Written request »
Find how many lines in the data below include the word "quanto", then write only that number.

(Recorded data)
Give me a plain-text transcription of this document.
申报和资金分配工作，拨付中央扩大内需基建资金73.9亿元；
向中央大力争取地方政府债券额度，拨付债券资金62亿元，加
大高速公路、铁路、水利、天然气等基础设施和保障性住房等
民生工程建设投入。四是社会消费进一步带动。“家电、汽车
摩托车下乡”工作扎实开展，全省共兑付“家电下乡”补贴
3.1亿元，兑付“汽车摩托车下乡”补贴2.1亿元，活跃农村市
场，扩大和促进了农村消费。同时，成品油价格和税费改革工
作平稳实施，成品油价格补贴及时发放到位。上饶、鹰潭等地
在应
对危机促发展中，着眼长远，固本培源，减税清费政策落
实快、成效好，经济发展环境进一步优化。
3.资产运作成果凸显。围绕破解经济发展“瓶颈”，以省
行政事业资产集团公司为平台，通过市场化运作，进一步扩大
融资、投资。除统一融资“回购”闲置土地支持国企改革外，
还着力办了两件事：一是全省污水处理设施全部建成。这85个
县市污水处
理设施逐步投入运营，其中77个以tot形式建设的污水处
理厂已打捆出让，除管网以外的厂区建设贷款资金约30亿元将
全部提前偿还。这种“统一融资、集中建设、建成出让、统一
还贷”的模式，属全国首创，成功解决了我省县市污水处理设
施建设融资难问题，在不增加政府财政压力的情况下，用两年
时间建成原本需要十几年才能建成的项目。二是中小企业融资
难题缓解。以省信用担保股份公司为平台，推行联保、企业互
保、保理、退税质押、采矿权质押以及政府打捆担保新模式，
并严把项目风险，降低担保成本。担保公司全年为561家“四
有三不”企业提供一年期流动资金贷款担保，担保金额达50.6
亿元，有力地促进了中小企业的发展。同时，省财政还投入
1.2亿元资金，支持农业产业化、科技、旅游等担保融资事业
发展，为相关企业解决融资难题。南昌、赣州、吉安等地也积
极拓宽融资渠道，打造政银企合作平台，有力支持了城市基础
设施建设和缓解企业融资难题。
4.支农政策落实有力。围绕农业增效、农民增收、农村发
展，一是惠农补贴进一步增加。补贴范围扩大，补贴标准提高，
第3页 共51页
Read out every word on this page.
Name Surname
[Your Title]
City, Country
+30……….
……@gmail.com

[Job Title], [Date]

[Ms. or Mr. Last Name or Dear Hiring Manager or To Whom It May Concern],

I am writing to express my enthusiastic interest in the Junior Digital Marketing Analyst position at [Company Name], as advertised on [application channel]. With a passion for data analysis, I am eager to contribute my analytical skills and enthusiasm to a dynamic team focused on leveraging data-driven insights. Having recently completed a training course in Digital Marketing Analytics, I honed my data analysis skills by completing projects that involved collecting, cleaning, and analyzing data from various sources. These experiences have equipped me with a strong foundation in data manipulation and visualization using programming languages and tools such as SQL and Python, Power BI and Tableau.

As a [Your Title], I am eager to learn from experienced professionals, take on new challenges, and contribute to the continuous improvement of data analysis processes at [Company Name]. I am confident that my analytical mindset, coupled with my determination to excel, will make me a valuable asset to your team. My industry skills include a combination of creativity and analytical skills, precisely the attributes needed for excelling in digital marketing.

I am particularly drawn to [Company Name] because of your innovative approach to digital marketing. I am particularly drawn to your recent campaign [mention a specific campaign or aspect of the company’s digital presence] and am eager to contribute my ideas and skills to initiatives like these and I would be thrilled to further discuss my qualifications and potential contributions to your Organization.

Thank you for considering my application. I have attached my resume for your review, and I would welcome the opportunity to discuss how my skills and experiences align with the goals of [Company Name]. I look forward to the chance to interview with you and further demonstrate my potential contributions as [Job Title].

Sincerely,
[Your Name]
---
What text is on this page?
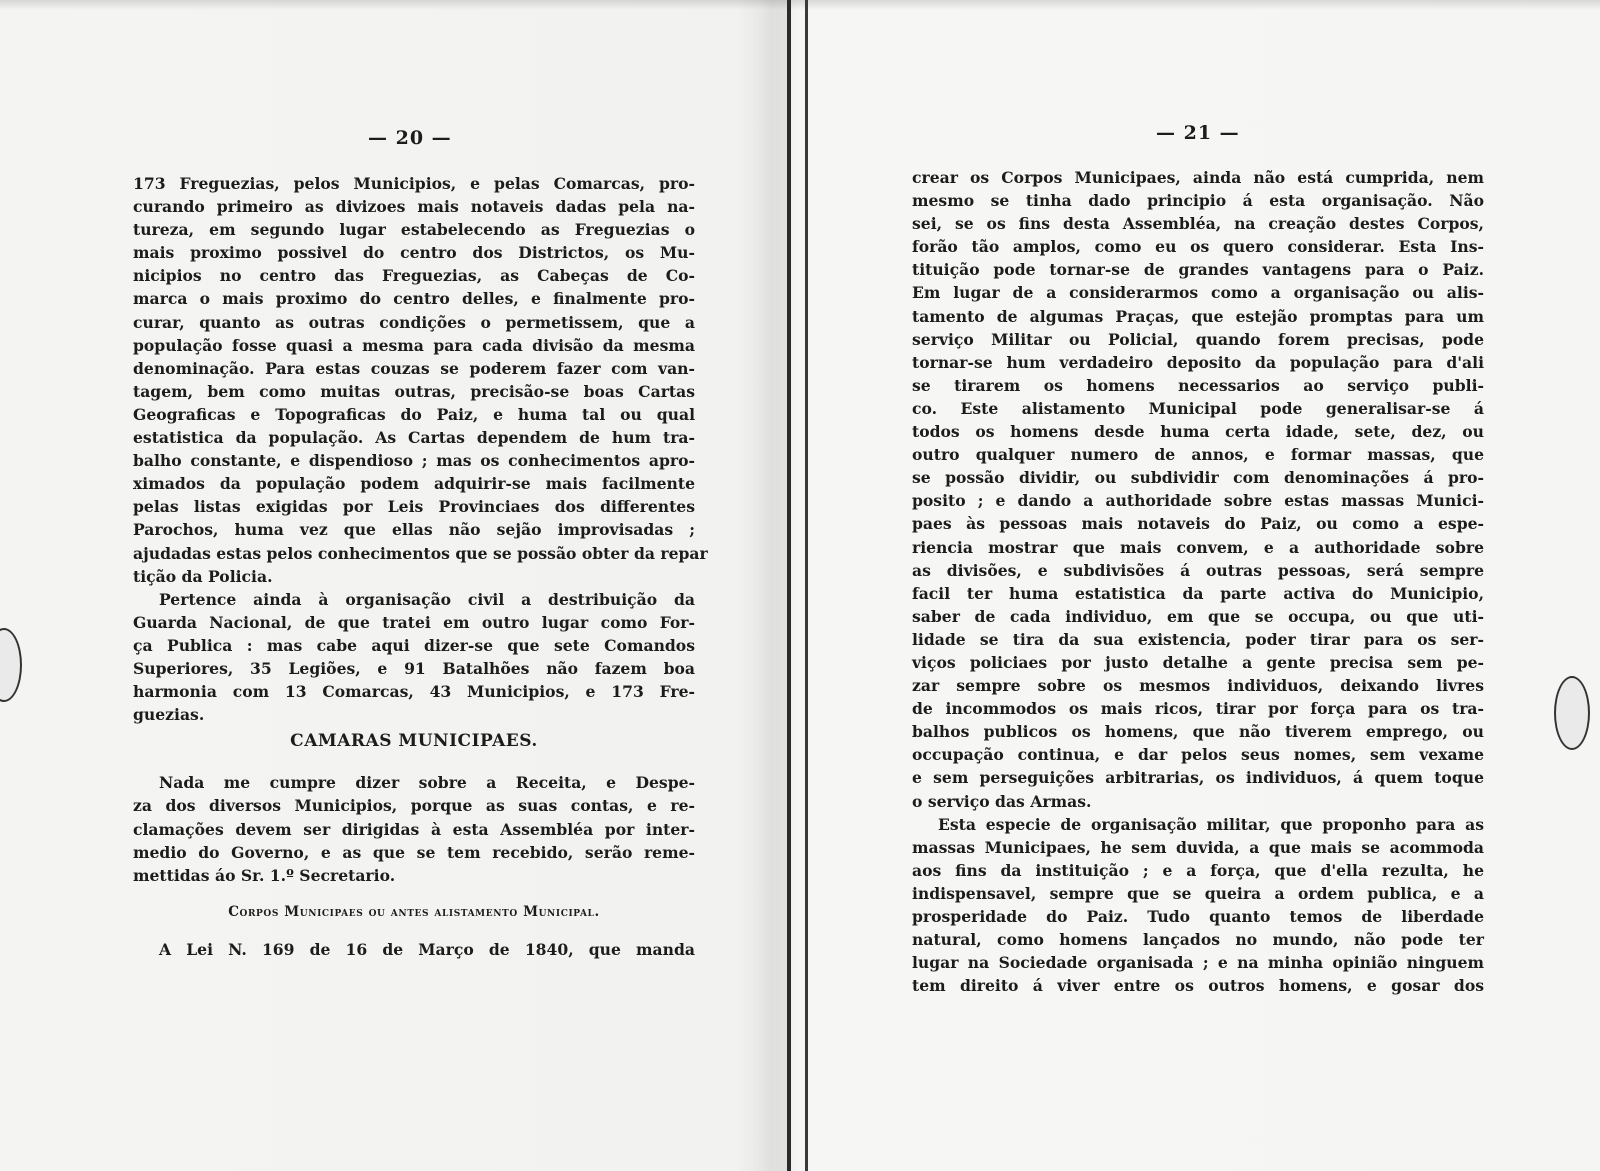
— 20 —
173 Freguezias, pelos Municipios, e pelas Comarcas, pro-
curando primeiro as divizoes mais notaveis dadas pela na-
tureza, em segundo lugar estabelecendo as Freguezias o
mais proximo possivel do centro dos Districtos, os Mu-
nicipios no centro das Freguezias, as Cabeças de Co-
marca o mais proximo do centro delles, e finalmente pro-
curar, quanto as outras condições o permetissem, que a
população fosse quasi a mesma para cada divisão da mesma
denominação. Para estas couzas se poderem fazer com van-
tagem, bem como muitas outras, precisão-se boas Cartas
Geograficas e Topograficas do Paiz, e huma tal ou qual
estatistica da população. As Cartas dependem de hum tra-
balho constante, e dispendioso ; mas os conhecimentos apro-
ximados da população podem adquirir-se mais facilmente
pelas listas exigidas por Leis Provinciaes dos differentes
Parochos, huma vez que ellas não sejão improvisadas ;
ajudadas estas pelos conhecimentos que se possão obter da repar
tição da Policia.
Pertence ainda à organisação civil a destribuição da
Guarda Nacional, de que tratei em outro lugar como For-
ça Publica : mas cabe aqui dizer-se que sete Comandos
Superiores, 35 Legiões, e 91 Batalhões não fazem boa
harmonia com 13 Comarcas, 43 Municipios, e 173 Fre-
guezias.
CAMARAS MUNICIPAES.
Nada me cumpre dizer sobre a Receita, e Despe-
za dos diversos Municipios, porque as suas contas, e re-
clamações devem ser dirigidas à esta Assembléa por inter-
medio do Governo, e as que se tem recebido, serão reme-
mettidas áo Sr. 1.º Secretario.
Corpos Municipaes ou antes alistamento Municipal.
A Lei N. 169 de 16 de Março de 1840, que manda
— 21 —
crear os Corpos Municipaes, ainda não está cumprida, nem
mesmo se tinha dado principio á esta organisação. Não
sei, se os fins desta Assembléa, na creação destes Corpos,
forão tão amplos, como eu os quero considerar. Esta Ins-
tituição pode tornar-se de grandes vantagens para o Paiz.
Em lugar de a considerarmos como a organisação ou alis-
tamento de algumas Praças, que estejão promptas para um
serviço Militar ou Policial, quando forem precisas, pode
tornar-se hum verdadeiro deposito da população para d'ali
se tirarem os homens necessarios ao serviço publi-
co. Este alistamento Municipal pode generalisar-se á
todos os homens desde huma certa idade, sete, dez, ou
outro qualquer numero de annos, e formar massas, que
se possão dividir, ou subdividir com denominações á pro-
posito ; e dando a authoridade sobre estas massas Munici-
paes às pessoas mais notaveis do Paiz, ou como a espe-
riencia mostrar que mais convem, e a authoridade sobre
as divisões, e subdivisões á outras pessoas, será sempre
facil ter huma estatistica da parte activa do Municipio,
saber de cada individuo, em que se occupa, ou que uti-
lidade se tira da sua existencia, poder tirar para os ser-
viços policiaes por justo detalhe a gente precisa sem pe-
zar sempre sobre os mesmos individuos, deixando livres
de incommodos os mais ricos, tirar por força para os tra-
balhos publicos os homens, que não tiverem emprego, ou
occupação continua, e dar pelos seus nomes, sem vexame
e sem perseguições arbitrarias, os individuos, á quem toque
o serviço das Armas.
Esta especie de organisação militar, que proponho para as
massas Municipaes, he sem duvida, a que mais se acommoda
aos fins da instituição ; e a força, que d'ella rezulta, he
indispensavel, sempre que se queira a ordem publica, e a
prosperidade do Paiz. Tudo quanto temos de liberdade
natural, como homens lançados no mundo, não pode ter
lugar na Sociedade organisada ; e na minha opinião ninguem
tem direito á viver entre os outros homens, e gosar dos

Exercise response »
2